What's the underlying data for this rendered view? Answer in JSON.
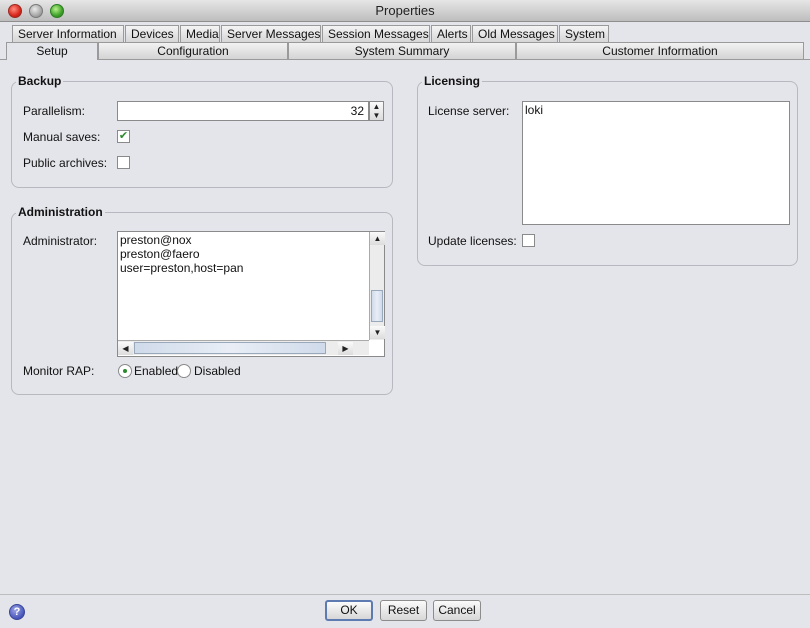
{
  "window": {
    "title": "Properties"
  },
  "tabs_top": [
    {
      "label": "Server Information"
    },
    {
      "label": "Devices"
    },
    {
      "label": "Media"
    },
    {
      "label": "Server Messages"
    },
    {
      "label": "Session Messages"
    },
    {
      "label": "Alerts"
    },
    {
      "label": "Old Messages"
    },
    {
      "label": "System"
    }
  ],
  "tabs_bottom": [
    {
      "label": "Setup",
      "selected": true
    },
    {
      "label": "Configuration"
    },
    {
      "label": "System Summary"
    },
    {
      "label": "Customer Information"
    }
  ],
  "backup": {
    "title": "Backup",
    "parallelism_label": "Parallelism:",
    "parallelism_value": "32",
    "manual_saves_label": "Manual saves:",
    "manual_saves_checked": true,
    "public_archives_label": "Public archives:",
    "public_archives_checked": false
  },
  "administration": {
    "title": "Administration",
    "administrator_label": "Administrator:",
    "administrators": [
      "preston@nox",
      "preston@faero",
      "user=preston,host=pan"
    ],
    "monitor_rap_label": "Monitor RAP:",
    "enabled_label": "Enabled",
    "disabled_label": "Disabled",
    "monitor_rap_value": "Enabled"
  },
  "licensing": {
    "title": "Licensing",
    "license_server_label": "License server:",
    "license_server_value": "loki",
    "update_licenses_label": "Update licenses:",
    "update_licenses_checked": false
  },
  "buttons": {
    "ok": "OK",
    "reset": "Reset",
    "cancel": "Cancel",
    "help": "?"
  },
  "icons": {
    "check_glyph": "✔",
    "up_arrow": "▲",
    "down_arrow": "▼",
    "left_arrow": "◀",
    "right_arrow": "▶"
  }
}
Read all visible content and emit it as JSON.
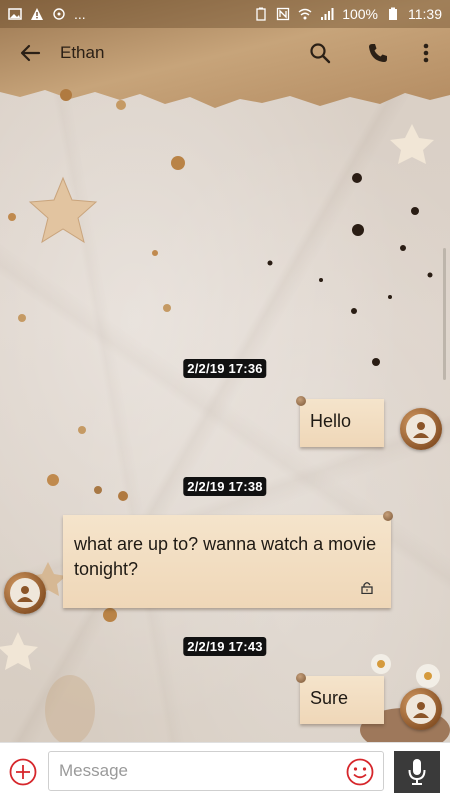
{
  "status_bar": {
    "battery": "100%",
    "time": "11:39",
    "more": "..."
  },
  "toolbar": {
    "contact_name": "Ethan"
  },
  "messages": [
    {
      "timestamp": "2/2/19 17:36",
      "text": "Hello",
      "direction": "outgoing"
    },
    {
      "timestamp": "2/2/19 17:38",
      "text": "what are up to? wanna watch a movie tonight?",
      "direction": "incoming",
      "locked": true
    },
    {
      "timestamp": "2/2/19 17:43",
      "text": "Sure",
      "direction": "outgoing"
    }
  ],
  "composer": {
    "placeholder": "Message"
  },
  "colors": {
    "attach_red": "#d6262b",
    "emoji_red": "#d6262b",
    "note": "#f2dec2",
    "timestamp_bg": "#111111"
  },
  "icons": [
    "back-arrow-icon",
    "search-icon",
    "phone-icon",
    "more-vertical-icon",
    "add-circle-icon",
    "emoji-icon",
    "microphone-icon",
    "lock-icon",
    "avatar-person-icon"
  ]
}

==

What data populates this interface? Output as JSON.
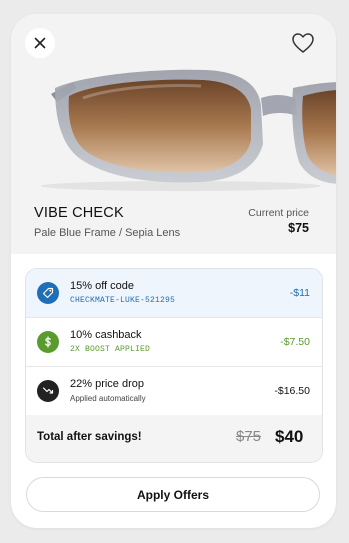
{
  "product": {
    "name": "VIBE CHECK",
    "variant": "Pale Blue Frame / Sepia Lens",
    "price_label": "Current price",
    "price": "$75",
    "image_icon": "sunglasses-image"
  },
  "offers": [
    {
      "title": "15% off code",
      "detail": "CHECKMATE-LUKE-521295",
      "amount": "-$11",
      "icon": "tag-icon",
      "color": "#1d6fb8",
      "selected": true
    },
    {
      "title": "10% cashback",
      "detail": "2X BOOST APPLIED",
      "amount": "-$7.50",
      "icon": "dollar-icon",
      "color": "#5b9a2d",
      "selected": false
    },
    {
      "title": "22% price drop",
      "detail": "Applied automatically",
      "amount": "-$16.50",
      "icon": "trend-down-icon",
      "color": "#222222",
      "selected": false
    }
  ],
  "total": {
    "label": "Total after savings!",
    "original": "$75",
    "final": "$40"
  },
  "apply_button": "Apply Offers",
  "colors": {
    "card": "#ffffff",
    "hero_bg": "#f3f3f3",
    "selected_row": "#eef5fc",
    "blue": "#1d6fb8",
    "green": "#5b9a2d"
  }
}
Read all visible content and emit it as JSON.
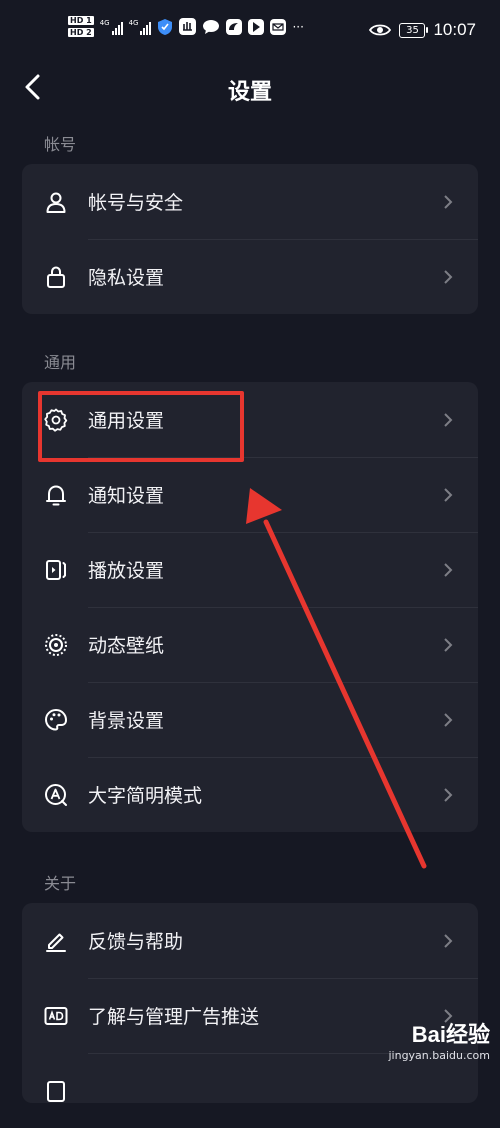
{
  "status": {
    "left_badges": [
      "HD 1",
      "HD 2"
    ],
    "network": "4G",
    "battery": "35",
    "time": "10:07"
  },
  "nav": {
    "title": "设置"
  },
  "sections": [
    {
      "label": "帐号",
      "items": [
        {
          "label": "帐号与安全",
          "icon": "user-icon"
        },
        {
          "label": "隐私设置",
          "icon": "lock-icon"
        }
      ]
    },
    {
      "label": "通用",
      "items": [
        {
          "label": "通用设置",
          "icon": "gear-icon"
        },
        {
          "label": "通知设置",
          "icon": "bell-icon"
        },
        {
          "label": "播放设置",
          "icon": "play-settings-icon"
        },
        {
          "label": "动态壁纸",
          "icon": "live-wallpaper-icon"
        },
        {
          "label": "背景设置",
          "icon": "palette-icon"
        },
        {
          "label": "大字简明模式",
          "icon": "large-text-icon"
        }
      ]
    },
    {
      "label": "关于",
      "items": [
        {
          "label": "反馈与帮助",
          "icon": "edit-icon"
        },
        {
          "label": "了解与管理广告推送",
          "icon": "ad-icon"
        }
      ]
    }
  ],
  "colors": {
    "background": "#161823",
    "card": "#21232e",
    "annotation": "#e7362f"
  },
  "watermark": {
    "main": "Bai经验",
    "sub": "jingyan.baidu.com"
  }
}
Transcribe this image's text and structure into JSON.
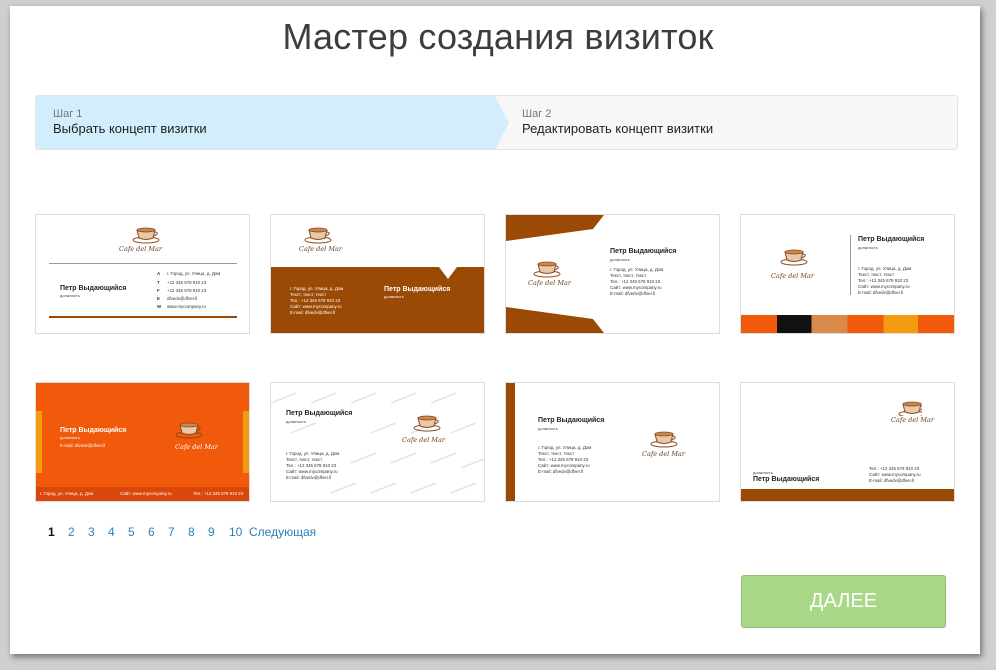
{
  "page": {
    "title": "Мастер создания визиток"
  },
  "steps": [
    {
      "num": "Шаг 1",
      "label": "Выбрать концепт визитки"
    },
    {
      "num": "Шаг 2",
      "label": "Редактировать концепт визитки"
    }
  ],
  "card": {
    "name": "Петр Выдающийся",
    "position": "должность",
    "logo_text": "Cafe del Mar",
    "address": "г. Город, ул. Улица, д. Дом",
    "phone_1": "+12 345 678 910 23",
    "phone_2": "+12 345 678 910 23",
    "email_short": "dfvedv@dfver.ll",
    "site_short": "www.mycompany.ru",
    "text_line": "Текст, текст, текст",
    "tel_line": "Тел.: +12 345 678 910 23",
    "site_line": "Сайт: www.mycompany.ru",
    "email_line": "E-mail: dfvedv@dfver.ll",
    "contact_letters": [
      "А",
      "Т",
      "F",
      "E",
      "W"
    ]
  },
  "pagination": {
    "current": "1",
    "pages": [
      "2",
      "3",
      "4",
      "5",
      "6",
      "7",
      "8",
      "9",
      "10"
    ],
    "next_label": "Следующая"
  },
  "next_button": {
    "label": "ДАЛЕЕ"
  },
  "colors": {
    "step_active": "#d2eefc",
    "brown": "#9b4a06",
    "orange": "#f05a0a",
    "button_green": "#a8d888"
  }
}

* _Problem requirements_: Lines that hold "визитки" are the ones to copy; find all of them.

* _Answer to the task_:
      "label": "Выбрать концепт визитки"
      "label": "Редактировать концепт визитки"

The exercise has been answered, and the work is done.